## JOB
In the entries that follow, find the word "localhost" and report each line it is on.

## TASK MATERIAL
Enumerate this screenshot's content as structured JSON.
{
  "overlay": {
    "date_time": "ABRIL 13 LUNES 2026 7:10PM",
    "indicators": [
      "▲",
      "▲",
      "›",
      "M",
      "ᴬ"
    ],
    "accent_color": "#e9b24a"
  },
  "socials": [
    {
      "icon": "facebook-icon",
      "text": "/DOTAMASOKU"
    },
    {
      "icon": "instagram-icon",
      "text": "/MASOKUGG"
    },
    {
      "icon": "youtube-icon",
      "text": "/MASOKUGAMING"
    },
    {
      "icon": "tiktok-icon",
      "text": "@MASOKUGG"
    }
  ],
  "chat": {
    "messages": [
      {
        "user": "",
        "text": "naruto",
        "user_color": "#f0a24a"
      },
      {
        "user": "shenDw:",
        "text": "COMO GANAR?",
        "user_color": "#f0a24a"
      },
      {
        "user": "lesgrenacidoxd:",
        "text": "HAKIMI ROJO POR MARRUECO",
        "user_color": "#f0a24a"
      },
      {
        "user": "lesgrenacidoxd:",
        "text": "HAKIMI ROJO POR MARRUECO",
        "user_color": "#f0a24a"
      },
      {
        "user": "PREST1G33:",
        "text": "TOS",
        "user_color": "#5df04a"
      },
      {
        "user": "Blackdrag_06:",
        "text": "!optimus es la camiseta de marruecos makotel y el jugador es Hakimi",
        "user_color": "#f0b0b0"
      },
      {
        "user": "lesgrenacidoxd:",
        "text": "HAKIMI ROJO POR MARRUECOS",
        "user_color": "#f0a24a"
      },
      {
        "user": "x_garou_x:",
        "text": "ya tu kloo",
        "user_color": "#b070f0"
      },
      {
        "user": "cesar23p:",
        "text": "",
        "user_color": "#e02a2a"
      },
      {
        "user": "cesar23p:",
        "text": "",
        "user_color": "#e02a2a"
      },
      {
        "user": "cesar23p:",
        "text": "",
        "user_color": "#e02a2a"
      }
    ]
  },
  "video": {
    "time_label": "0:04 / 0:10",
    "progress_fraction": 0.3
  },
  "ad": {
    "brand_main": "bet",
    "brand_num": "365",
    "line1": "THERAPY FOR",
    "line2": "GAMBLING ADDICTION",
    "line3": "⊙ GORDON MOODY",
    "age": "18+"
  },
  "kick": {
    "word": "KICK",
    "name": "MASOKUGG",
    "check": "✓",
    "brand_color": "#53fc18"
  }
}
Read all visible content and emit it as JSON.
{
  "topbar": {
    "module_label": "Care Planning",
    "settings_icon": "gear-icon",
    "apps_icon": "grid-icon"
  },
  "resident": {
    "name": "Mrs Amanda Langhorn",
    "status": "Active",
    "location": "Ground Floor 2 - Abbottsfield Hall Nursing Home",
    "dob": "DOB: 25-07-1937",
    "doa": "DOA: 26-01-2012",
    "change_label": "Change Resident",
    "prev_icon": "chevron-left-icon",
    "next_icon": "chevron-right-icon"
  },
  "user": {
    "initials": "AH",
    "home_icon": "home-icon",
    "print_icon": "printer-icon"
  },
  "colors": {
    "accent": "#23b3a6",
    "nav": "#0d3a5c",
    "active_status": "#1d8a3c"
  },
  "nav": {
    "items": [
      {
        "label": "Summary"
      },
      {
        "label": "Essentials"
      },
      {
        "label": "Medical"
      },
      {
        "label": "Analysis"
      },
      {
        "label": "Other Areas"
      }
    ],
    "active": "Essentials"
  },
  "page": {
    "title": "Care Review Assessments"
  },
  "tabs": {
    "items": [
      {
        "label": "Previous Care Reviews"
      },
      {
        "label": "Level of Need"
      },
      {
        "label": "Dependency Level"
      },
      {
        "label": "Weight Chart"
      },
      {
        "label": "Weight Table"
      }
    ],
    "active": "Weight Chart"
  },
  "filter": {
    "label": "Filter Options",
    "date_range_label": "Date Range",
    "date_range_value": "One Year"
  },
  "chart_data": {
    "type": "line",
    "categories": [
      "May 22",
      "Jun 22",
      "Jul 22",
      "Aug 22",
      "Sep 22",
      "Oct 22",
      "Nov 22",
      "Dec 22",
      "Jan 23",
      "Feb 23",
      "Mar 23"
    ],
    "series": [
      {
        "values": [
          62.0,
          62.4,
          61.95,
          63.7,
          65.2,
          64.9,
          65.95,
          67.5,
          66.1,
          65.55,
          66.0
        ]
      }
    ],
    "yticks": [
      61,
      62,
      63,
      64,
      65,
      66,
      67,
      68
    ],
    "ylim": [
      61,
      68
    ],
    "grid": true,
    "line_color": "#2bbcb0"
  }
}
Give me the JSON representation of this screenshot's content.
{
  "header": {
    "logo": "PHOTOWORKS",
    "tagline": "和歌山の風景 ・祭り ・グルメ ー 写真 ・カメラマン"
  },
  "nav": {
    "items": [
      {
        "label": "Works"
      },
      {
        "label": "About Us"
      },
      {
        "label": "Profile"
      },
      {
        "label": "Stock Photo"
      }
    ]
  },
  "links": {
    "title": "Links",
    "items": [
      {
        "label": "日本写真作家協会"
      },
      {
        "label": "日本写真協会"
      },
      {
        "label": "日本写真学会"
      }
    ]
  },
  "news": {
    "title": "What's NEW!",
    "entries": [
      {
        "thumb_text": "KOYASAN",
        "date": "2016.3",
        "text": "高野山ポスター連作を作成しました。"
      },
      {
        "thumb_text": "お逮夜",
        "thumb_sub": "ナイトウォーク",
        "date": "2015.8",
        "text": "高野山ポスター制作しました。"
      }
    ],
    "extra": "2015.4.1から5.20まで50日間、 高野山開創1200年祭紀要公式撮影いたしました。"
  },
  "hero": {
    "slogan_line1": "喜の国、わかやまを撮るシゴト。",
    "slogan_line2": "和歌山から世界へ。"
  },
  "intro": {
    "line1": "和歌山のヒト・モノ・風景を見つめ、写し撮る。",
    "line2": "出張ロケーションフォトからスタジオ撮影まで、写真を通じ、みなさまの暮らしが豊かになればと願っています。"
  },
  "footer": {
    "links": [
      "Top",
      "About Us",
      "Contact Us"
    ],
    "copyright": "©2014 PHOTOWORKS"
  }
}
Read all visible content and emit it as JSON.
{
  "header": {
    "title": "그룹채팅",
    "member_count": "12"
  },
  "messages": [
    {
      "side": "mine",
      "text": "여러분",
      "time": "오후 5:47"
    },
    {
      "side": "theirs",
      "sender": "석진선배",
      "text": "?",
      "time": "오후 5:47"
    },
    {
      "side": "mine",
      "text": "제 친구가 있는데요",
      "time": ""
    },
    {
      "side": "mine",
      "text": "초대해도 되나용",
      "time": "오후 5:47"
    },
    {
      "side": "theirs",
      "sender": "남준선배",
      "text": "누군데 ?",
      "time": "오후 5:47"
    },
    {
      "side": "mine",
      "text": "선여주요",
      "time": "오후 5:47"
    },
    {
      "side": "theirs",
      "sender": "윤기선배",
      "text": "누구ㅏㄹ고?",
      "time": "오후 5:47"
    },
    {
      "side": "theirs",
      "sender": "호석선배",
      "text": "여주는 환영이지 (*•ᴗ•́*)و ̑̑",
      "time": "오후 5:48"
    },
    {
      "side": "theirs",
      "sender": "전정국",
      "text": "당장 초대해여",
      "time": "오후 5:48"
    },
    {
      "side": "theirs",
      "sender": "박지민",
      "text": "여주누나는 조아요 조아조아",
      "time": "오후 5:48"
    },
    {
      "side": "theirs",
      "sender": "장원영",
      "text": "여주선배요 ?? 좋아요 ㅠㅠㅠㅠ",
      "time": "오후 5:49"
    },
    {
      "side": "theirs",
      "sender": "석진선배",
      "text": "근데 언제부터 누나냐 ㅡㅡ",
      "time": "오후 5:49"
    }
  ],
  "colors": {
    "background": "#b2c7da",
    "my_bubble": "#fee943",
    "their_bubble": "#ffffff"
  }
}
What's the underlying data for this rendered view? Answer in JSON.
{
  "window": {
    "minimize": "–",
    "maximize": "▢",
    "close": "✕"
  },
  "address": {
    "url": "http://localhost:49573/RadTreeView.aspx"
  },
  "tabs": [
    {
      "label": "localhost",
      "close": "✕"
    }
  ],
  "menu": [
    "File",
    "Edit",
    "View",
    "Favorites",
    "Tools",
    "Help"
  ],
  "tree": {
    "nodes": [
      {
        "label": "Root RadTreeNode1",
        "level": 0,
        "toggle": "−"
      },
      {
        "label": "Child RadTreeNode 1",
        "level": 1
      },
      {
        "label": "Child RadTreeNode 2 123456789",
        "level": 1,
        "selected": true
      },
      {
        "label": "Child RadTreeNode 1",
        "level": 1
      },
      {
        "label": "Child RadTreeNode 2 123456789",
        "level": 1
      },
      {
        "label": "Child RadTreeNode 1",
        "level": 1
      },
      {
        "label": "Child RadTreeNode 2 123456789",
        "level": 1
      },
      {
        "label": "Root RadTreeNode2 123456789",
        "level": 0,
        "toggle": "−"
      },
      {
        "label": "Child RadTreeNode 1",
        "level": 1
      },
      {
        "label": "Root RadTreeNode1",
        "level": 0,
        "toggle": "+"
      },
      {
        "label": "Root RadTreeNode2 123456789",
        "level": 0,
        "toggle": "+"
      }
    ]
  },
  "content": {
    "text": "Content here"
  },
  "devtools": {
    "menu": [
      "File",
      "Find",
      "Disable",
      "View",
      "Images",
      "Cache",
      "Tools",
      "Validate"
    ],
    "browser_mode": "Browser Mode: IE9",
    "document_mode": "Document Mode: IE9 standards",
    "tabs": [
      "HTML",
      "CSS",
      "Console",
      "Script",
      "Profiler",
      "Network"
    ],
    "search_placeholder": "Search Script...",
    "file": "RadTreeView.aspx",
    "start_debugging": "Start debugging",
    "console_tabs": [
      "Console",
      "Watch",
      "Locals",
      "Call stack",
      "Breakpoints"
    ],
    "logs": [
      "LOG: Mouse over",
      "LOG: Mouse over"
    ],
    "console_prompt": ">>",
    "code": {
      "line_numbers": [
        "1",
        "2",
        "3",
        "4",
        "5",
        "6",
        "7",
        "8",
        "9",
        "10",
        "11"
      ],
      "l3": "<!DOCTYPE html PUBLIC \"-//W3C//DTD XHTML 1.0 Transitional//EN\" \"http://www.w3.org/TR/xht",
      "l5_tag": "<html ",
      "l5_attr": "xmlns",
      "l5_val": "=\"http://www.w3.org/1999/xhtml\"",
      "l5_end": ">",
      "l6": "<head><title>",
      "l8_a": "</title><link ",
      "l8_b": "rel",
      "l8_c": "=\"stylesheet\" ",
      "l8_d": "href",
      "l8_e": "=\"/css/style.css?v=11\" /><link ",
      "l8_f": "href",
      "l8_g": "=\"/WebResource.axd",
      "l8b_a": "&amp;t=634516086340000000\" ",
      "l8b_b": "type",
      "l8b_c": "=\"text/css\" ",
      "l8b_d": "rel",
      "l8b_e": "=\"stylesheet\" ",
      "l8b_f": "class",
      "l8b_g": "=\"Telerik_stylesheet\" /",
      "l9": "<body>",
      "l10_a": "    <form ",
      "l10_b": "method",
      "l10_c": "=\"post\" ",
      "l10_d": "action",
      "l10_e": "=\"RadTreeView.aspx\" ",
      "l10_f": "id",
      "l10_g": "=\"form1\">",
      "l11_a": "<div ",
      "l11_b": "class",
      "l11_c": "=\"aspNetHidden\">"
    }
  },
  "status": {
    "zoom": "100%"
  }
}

## CORRECT RESULT
    "url": "http://localhost:49573/RadTreeView.aspx"
      "label": "localhost",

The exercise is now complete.